**TO DO**
Below are the records; locate each line with the word "name" and copy it.

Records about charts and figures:
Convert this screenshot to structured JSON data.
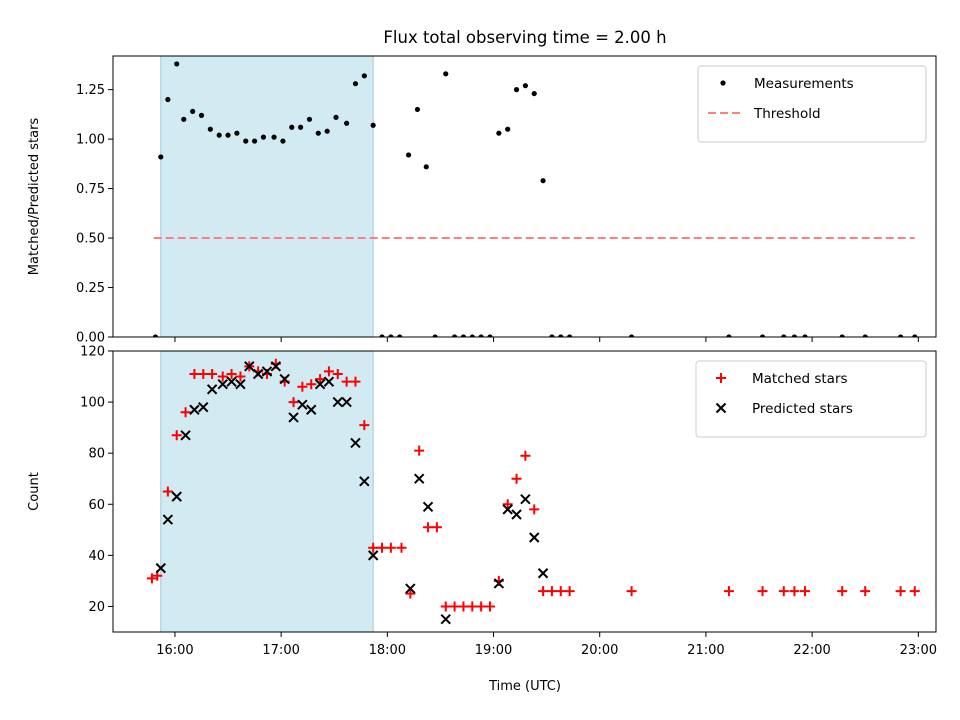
{
  "figure": {
    "title": "Flux total observing time = 2.00 h",
    "xlabel": "Time (UTC)"
  },
  "colors": {
    "measurement": "#000000",
    "threshold": "#ff7f7f",
    "matched": "#ff0000",
    "predicted": "#000000",
    "span": "#add8e6"
  },
  "chart_data": [
    {
      "type": "scatter",
      "ylabel": "Matched/Predicted stars",
      "xlim": [
        "15:25",
        "23:10"
      ],
      "ylim": [
        0,
        1.42
      ],
      "x_ticks": [
        "16:00",
        "17:00",
        "18:00",
        "19:00",
        "20:00",
        "21:00",
        "22:00",
        "23:00"
      ],
      "y_ticks": [
        "0.00",
        "0.25",
        "0.50",
        "0.75",
        "1.00",
        "1.25"
      ],
      "highlight_span": [
        "15:52",
        "17:52"
      ],
      "legend": {
        "position": "top-right",
        "entries": [
          "Measurements",
          "Threshold"
        ]
      },
      "threshold": {
        "name": "Threshold",
        "y": 0.5,
        "x_range": [
          "15:48",
          "22:58"
        ]
      },
      "series": [
        {
          "name": "Measurements",
          "points": [
            [
              "15:49",
              0.0
            ],
            [
              "15:52",
              0.91
            ],
            [
              "15:56",
              1.2
            ],
            [
              "16:01",
              1.38
            ],
            [
              "16:05",
              1.1
            ],
            [
              "16:10",
              1.14
            ],
            [
              "16:15",
              1.12
            ],
            [
              "16:20",
              1.05
            ],
            [
              "16:25",
              1.02
            ],
            [
              "16:30",
              1.02
            ],
            [
              "16:35",
              1.03
            ],
            [
              "16:40",
              0.99
            ],
            [
              "16:45",
              0.99
            ],
            [
              "16:50",
              1.01
            ],
            [
              "16:56",
              1.01
            ],
            [
              "17:01",
              0.99
            ],
            [
              "17:06",
              1.06
            ],
            [
              "17:11",
              1.06
            ],
            [
              "17:16",
              1.1
            ],
            [
              "17:21",
              1.03
            ],
            [
              "17:26",
              1.04
            ],
            [
              "17:31",
              1.11
            ],
            [
              "17:37",
              1.08
            ],
            [
              "17:42",
              1.28
            ],
            [
              "17:47",
              1.32
            ],
            [
              "17:52",
              1.07
            ],
            [
              "17:57",
              0.0
            ],
            [
              "18:02",
              0.0
            ],
            [
              "18:07",
              0.0
            ],
            [
              "18:12",
              0.92
            ],
            [
              "18:17",
              1.15
            ],
            [
              "18:22",
              0.86
            ],
            [
              "18:27",
              0.0
            ],
            [
              "18:33",
              1.33
            ],
            [
              "18:38",
              0.0
            ],
            [
              "18:43",
              0.0
            ],
            [
              "18:48",
              0.0
            ],
            [
              "18:53",
              0.0
            ],
            [
              "18:58",
              0.0
            ],
            [
              "19:03",
              1.03
            ],
            [
              "19:08",
              1.05
            ],
            [
              "19:13",
              1.25
            ],
            [
              "19:18",
              1.27
            ],
            [
              "19:23",
              1.23
            ],
            [
              "19:28",
              0.79
            ],
            [
              "19:33",
              0.0
            ],
            [
              "19:38",
              0.0
            ],
            [
              "19:43",
              0.0
            ],
            [
              "20:18",
              0.0
            ],
            [
              "21:13",
              0.0
            ],
            [
              "21:32",
              0.0
            ],
            [
              "21:44",
              0.0
            ],
            [
              "21:50",
              0.0
            ],
            [
              "21:56",
              0.0
            ],
            [
              "22:17",
              0.0
            ],
            [
              "22:30",
              0.0
            ],
            [
              "22:50",
              0.0
            ],
            [
              "22:58",
              0.0
            ]
          ]
        }
      ]
    },
    {
      "type": "scatter",
      "ylabel": "Count",
      "xlim": [
        "15:25",
        "23:10"
      ],
      "ylim": [
        10,
        120
      ],
      "x_ticks": [
        "16:00",
        "17:00",
        "18:00",
        "19:00",
        "20:00",
        "21:00",
        "22:00",
        "23:00"
      ],
      "y_ticks": [
        "20",
        "40",
        "60",
        "80",
        "100",
        "120"
      ],
      "highlight_span": [
        "15:52",
        "17:52"
      ],
      "legend": {
        "position": "top-right",
        "entries": [
          "Matched stars",
          "Predicted stars"
        ]
      },
      "series": [
        {
          "name": "Matched stars",
          "marker": "plus",
          "points": [
            [
              "15:47",
              31
            ],
            [
              "15:50",
              32
            ],
            [
              "15:56",
              65
            ],
            [
              "16:01",
              87
            ],
            [
              "16:06",
              96
            ],
            [
              "16:11",
              111
            ],
            [
              "16:16",
              111
            ],
            [
              "16:21",
              111
            ],
            [
              "16:27",
              110
            ],
            [
              "16:32",
              111
            ],
            [
              "16:37",
              110
            ],
            [
              "16:42",
              114
            ],
            [
              "16:47",
              112
            ],
            [
              "16:52",
              111
            ],
            [
              "16:57",
              115
            ],
            [
              "17:02",
              108
            ],
            [
              "17:07",
              100
            ],
            [
              "17:12",
              106
            ],
            [
              "17:17",
              107
            ],
            [
              "17:22",
              109
            ],
            [
              "17:27",
              112
            ],
            [
              "17:32",
              111
            ],
            [
              "17:37",
              108
            ],
            [
              "17:42",
              108
            ],
            [
              "17:47",
              91
            ],
            [
              "17:52",
              43
            ],
            [
              "17:57",
              43
            ],
            [
              "18:02",
              43
            ],
            [
              "18:08",
              43
            ],
            [
              "18:13",
              25
            ],
            [
              "18:18",
              81
            ],
            [
              "18:23",
              51
            ],
            [
              "18:28",
              51
            ],
            [
              "18:33",
              20
            ],
            [
              "18:38",
              20
            ],
            [
              "18:43",
              20
            ],
            [
              "18:48",
              20
            ],
            [
              "18:53",
              20
            ],
            [
              "18:58",
              20
            ],
            [
              "19:03",
              30
            ],
            [
              "19:08",
              60
            ],
            [
              "19:13",
              70
            ],
            [
              "19:18",
              79
            ],
            [
              "19:23",
              58
            ],
            [
              "19:28",
              26
            ],
            [
              "19:33",
              26
            ],
            [
              "19:38",
              26
            ],
            [
              "19:43",
              26
            ],
            [
              "20:18",
              26
            ],
            [
              "21:13",
              26
            ],
            [
              "21:32",
              26
            ],
            [
              "21:44",
              26
            ],
            [
              "21:50",
              26
            ],
            [
              "21:56",
              26
            ],
            [
              "22:17",
              26
            ],
            [
              "22:30",
              26
            ],
            [
              "22:50",
              26
            ],
            [
              "22:58",
              26
            ]
          ]
        },
        {
          "name": "Predicted stars",
          "marker": "cross",
          "points": [
            [
              "15:52",
              35
            ],
            [
              "15:56",
              54
            ],
            [
              "16:01",
              63
            ],
            [
              "16:06",
              87
            ],
            [
              "16:11",
              97
            ],
            [
              "16:16",
              98
            ],
            [
              "16:21",
              105
            ],
            [
              "16:27",
              107
            ],
            [
              "16:32",
              108
            ],
            [
              "16:37",
              107
            ],
            [
              "16:42",
              114
            ],
            [
              "16:47",
              111
            ],
            [
              "16:52",
              112
            ],
            [
              "16:57",
              114
            ],
            [
              "17:02",
              109
            ],
            [
              "17:07",
              94
            ],
            [
              "17:12",
              99
            ],
            [
              "17:17",
              97
            ],
            [
              "17:22",
              107
            ],
            [
              "17:27",
              108
            ],
            [
              "17:32",
              100
            ],
            [
              "17:37",
              100
            ],
            [
              "17:42",
              84
            ],
            [
              "17:47",
              69
            ],
            [
              "17:52",
              40
            ],
            [
              "18:13",
              27
            ],
            [
              "18:18",
              70
            ],
            [
              "18:23",
              59
            ],
            [
              "18:33",
              15
            ],
            [
              "19:03",
              29
            ],
            [
              "19:08",
              58
            ],
            [
              "19:13",
              56
            ],
            [
              "19:18",
              62
            ],
            [
              "19:23",
              47
            ],
            [
              "19:28",
              33
            ]
          ]
        }
      ]
    }
  ]
}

**SOLUTION BELOW**
        "name": "Threshold",
          "name": "Measurements",
          "name": "Matched stars",
          "name": "Predicted stars",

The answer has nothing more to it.